Cryptocurrency exchanges are now requested to report suspected sanctions breaches to UK authorities under new rules recently introduced amid concerns that cryptos are being used to evade restrictions imposed in response to Russia’s invasion of Ukraine. 

The Guardian media reported the matter on Sunday., citing the updated official guidance of HM Treasury’s Office of Financial Sanctions Implementation (OFSI) on August 30. The regulator explicitly included cryptocurrencies and other valuable digital assets like non-fungible tokens (NFTs) among those that must be frozen if sanctions are imposed on an individual or a company.

The rules set by the regulator now mean that crypto exchanges commit a criminal offence if they fail to report customers designated for sanctions.

Under the latest regulation, crypto exchanges must immediately act if they suspect that one of their clients is under sanctions or if they suspect a breach of sanctions.

The new policy has given such exchanges obligations similar to just the likes of professionals like estate agents, accountants, lawyers, and jewellers.

Financial sanctions on people and firms linked to the regime of Vladimir Putin have been among the UK’s most prominent responses to the Ukraine invasion.

Targets for sanctions have included Russian oligarchs and relatives with direct interests in crypto assets, including Vladimir Potanin, Said Gutseriev, and Oleg Deripaska, among others.

In April, Binance cryptocurrency exchange blocked the accounts of relatives of Russian politicians, including Polina Kovaleva, the stepdaughter of the foreign minister, Sergei Lavrov, Russian Foreign Minister, and Elizaveta Peskova, the daughter of Putin’s spokesperson, Dmitry Peskov.

**Given data**
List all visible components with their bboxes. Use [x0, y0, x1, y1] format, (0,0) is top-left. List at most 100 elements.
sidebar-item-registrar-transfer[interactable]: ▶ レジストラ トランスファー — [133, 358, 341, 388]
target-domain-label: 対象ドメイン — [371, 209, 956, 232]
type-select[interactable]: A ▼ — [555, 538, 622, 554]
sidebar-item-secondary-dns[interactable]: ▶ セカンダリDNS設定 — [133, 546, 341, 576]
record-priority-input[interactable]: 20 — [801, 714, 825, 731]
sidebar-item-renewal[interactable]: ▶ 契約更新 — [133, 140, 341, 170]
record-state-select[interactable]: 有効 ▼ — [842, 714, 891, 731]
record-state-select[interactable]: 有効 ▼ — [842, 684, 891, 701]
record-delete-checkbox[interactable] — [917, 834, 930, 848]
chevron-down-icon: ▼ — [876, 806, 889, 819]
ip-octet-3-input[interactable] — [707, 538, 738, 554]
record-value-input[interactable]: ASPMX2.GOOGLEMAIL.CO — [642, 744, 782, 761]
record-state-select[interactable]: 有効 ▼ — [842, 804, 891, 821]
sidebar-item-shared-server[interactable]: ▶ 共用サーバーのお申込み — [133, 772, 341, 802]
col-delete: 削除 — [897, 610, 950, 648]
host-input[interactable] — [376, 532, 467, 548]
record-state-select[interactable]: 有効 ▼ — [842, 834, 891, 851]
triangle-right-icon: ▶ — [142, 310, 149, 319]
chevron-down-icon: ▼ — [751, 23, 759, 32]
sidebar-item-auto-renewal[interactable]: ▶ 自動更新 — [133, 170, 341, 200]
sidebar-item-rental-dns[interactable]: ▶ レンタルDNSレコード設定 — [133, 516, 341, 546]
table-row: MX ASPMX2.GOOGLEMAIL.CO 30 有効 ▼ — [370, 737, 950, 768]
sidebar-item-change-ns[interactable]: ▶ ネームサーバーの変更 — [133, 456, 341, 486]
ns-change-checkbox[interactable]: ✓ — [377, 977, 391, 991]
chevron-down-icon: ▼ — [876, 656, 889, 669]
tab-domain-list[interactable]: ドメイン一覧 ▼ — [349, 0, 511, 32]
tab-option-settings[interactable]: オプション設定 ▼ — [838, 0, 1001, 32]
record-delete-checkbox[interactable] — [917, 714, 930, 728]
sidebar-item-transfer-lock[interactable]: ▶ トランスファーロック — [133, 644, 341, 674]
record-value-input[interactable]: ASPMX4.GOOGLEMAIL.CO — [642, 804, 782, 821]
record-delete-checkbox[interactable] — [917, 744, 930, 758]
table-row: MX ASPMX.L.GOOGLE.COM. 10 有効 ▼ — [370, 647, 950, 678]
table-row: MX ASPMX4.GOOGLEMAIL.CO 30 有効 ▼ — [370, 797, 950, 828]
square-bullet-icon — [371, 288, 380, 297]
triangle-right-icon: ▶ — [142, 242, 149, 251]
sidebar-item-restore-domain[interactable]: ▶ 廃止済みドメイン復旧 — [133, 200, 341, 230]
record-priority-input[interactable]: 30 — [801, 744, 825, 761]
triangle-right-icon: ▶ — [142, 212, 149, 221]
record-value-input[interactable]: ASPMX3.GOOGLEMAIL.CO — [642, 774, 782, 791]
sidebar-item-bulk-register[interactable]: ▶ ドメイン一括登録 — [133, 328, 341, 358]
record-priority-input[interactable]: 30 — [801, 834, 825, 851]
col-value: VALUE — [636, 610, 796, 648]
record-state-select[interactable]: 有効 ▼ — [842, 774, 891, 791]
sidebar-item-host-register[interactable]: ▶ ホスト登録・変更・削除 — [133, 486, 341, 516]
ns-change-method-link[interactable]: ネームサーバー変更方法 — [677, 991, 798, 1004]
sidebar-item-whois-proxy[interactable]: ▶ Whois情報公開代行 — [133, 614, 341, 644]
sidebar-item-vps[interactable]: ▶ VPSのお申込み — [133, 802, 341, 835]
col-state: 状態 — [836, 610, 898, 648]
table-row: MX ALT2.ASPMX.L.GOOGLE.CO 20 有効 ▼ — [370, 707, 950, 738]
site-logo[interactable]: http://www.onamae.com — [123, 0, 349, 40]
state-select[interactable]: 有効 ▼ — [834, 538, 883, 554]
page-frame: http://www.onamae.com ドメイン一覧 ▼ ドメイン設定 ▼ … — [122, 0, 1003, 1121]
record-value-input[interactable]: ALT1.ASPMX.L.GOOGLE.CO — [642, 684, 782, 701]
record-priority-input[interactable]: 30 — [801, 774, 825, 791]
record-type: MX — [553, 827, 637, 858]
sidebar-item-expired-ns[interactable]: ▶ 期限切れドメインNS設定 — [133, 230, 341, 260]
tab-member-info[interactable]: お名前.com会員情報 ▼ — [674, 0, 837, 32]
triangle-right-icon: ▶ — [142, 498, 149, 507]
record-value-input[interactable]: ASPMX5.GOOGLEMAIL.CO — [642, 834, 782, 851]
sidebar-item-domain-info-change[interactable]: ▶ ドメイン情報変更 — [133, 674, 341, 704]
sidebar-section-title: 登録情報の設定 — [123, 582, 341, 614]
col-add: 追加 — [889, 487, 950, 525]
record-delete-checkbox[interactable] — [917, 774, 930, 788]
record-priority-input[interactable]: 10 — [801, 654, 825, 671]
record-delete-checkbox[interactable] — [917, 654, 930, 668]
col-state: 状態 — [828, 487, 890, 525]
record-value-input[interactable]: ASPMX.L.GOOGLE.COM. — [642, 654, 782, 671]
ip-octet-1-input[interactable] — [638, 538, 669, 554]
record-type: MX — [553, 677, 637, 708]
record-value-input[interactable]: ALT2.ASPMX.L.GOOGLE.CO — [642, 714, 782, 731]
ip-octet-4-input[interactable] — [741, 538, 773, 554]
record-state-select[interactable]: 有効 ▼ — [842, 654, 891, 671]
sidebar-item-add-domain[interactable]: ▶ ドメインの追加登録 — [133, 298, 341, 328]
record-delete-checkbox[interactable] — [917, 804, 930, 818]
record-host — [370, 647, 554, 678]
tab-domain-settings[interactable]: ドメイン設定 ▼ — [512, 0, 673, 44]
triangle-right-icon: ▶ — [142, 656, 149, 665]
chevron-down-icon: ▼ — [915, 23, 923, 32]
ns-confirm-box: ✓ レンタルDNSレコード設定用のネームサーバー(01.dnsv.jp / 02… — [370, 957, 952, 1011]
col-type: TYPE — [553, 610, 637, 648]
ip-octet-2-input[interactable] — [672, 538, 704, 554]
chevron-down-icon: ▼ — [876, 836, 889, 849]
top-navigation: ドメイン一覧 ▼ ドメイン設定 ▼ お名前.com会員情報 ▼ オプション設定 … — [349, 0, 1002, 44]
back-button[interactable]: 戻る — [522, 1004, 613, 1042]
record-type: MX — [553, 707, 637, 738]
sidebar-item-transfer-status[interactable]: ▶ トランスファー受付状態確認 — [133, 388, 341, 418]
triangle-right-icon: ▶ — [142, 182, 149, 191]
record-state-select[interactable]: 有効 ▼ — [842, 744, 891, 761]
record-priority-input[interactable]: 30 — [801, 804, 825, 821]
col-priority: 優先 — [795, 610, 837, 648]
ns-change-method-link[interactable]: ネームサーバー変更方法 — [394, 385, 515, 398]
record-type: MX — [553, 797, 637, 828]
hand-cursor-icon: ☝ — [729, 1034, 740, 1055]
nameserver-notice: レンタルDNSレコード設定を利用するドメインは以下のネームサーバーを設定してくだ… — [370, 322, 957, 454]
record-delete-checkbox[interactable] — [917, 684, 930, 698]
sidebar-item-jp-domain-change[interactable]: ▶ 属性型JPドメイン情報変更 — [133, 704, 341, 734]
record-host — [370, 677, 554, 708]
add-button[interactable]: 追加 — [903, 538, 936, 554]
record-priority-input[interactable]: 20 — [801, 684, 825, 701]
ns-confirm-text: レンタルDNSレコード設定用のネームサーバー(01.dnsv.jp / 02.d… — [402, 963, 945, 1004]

**Work instructions**
a) Please reproduce the crypto sanctions article between "The Guardian media" and "or a company.", inclusive.
b) In the crypto sanctions article, on what date did HM Treasury's Office of Financial Sanctions Implementation update its official guidance?
Rely only on the crypto sanctions article, not the items.

**Solutions to the problems**
a)
The Guardian media reported the matter on Sunday., citing the updated official guidance of HM Treasury’s Office of Financial Sanctions Implementation (OFSI) on August 30. The regulator explicitly included cryptocurrencies and other valuable digital assets like non-fungible tokens (NFTs) among those that must be frozen if sanctions are imposed on an individual or a company.

b) August 30